» Dataset entries
* BEGIN *

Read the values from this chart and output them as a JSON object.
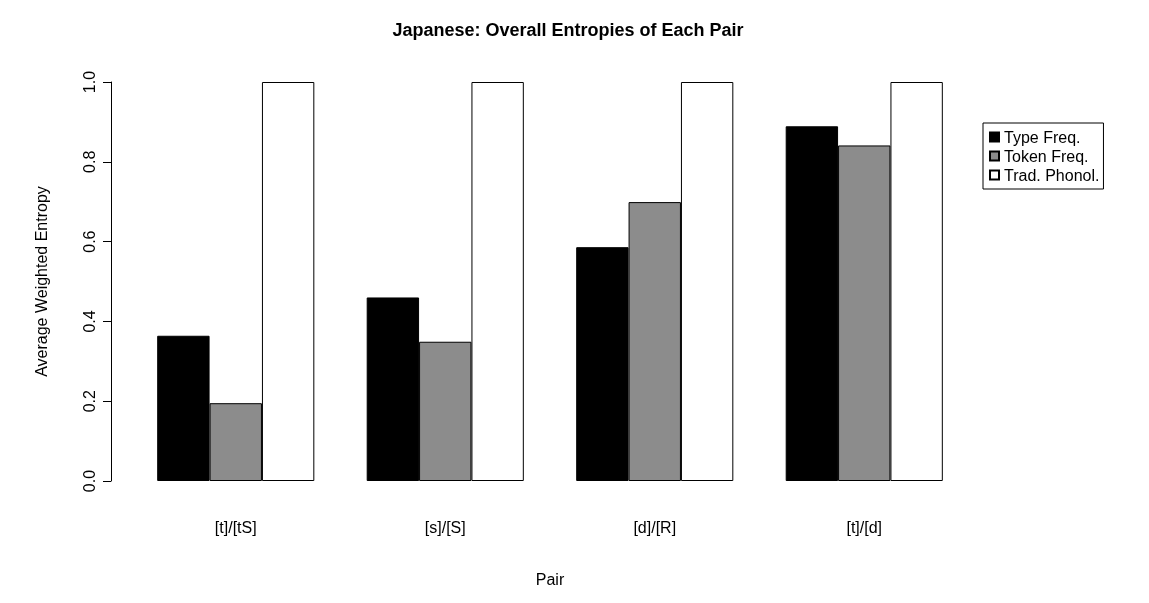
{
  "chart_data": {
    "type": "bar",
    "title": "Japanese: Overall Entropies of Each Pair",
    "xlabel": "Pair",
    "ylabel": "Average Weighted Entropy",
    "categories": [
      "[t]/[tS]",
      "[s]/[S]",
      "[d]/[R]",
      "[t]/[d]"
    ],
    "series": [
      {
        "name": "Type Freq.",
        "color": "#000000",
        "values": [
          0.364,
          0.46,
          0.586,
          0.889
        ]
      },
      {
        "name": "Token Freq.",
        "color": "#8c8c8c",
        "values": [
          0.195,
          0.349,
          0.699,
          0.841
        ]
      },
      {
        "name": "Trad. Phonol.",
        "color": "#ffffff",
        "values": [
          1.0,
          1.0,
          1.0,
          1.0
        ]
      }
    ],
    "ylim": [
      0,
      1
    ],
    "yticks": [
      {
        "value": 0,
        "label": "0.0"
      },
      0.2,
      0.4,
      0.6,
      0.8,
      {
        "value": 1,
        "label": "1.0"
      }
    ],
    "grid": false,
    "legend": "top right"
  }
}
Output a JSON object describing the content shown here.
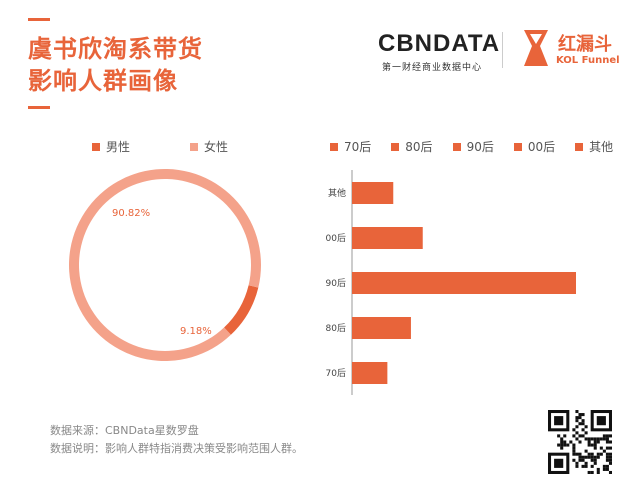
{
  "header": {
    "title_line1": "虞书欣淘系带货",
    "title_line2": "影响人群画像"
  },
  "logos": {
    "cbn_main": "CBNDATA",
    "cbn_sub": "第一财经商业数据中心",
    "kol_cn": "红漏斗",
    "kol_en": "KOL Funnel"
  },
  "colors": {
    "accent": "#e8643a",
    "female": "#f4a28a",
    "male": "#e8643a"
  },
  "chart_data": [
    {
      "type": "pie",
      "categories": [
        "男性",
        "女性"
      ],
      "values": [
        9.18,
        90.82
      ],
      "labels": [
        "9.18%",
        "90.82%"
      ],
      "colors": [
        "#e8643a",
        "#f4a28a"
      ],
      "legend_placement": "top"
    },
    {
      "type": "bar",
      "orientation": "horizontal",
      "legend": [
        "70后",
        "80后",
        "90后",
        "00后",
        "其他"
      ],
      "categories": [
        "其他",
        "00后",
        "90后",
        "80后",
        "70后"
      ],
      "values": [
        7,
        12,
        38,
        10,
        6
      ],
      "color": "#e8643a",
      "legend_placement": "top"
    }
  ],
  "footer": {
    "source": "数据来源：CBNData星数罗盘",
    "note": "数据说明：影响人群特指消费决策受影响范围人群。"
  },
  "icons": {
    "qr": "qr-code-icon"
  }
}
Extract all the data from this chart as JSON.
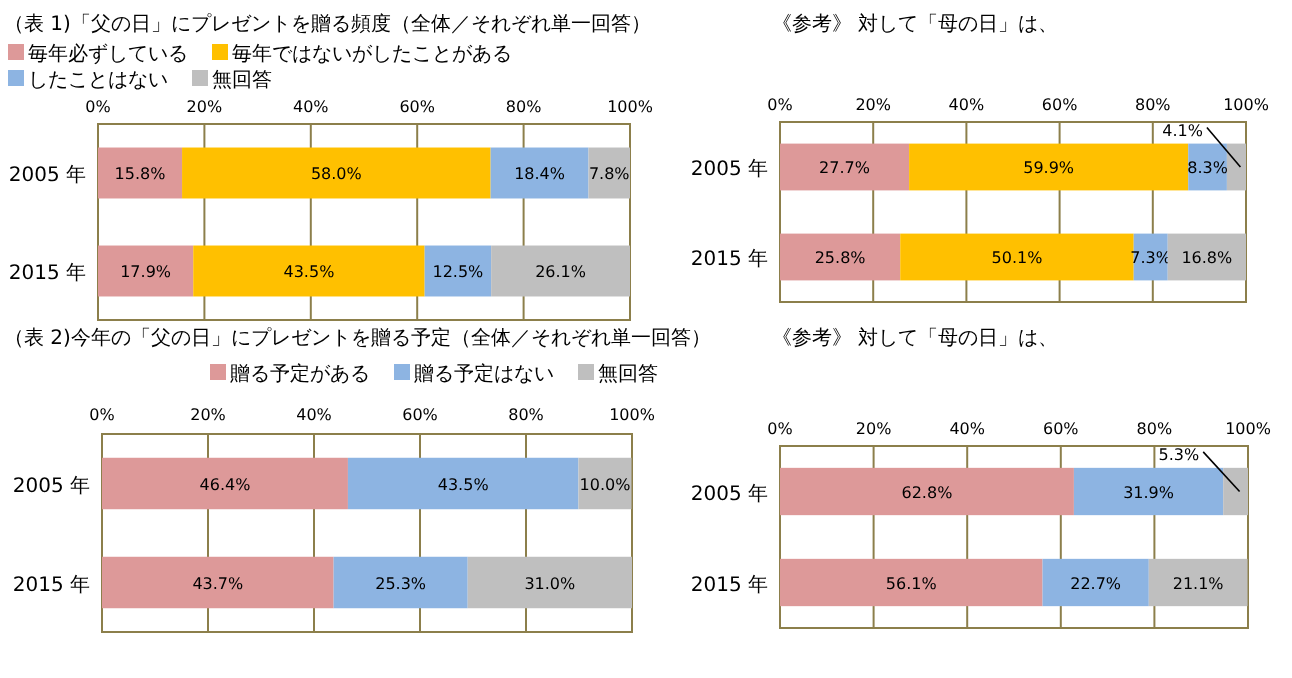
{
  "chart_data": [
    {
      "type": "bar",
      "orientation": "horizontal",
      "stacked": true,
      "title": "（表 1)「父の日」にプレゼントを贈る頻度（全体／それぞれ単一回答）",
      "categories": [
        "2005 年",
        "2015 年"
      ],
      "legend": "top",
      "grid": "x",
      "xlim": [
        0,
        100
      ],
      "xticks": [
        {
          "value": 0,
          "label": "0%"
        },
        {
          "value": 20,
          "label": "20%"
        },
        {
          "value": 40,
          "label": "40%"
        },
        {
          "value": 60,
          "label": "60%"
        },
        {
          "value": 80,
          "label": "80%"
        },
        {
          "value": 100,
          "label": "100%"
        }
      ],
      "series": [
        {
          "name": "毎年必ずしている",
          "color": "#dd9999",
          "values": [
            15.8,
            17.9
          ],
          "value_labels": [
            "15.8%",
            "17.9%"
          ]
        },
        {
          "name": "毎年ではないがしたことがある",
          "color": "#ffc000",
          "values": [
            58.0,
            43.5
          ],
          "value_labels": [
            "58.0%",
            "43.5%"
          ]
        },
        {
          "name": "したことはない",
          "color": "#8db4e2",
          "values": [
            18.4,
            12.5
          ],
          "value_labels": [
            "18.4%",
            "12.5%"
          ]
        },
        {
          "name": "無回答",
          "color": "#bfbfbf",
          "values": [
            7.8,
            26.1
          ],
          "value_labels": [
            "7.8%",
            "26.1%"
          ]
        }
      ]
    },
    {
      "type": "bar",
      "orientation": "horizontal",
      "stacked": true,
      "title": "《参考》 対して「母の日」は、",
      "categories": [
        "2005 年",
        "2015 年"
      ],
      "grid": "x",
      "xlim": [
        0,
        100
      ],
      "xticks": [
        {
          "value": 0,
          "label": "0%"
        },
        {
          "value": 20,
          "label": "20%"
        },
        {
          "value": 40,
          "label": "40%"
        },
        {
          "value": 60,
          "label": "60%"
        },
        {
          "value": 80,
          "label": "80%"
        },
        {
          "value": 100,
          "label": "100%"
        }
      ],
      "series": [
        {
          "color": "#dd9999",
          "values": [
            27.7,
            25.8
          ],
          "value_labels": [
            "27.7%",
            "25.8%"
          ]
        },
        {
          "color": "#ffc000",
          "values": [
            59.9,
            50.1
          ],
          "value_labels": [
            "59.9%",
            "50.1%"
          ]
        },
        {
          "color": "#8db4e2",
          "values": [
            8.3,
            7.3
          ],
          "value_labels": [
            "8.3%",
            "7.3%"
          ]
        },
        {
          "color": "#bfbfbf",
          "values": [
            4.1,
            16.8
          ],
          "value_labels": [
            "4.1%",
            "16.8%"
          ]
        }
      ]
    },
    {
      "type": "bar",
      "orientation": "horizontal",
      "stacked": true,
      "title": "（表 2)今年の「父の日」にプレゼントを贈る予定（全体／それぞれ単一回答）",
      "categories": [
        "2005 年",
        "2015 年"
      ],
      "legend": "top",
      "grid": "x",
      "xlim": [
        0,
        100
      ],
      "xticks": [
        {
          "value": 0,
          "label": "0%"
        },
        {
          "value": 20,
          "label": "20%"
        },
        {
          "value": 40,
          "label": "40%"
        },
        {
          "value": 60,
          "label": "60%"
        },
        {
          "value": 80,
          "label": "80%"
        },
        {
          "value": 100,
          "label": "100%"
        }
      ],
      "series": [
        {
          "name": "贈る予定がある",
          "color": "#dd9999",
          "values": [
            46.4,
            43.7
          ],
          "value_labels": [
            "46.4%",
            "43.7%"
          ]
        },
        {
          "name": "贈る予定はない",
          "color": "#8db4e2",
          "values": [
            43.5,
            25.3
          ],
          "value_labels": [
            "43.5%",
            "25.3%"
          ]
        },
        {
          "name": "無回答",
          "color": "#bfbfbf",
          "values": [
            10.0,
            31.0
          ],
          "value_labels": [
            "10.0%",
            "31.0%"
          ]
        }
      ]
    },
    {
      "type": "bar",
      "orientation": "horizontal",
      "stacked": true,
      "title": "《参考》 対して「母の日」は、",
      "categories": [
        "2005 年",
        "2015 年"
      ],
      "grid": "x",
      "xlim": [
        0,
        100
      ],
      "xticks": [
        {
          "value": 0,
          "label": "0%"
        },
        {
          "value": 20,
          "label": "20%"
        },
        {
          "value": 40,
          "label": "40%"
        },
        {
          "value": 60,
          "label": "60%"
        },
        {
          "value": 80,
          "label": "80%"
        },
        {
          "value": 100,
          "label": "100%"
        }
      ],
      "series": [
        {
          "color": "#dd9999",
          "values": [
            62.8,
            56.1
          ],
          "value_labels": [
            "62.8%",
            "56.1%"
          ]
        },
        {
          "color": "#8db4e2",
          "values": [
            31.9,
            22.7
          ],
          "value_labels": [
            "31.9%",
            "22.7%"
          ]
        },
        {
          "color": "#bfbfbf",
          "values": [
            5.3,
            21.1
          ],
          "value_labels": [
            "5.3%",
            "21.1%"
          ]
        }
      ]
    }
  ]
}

* END *
* BEGIN *

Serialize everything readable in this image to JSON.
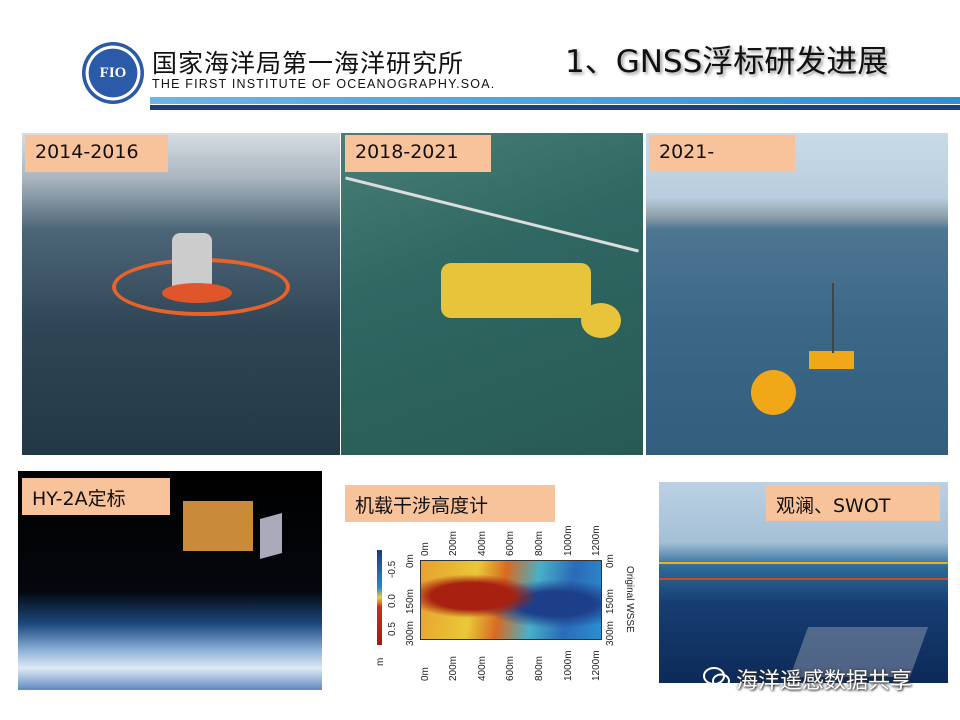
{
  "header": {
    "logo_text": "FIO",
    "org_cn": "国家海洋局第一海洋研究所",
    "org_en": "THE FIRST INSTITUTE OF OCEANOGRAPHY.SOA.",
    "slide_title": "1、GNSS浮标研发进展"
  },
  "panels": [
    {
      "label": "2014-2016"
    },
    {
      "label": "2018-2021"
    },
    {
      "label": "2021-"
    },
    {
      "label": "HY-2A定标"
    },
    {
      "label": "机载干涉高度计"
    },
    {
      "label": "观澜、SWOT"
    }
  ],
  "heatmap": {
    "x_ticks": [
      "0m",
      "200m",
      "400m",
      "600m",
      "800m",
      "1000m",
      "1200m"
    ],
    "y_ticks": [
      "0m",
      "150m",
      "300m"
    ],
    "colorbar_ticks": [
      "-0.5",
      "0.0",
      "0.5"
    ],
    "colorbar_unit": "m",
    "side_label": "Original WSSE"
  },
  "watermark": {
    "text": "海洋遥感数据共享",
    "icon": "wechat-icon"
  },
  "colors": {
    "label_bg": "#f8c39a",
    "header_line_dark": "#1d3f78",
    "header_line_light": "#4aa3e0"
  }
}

* END *

» What the task asks
Return each line in the records that holds the string "それぞれ単一回答".

» Output for this task
      "title": "（表 1)「父の日」にプレゼントを贈る頻度（全体／それぞれ単一回答）",
      "title": "（表 2)今年の「父の日」にプレゼントを贈る予定（全体／それぞれ単一回答）",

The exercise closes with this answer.